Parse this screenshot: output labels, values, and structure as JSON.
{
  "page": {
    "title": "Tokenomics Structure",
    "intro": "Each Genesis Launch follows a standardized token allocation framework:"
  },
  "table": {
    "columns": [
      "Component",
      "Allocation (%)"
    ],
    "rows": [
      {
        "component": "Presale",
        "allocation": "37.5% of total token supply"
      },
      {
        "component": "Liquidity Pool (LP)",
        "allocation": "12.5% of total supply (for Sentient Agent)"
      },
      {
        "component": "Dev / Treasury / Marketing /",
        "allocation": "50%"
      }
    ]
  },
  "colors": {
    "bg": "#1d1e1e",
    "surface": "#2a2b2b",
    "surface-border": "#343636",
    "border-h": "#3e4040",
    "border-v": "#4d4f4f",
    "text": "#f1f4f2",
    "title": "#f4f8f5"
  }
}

════════

### Directions for this task
An exact copy of every line above is what this asks for.

### Exercise solution
Parse this screenshot: output labels, values, and structure as JSON.
{
  "page": {
    "title": "Tokenomics Structure",
    "intro": "Each Genesis Launch follows a standardized token allocation framework:"
  },
  "table": {
    "columns": [
      "Component",
      "Allocation (%)"
    ],
    "rows": [
      {
        "component": "Presale",
        "allocation": "37.5% of total token supply"
      },
      {
        "component": "Liquidity Pool (LP)",
        "allocation": "12.5% of total supply (for Sentient Agent)"
      },
      {
        "component": "Dev / Treasury / Marketing /",
        "allocation": "50%"
      }
    ]
  },
  "colors": {
    "bg": "#1d1e1e",
    "surface": "#2a2b2b",
    "surface-border": "#343636",
    "border-h": "#3e4040",
    "border-v": "#4d4f4f",
    "text": "#f1f4f2",
    "title": "#f4f8f5"
  }
}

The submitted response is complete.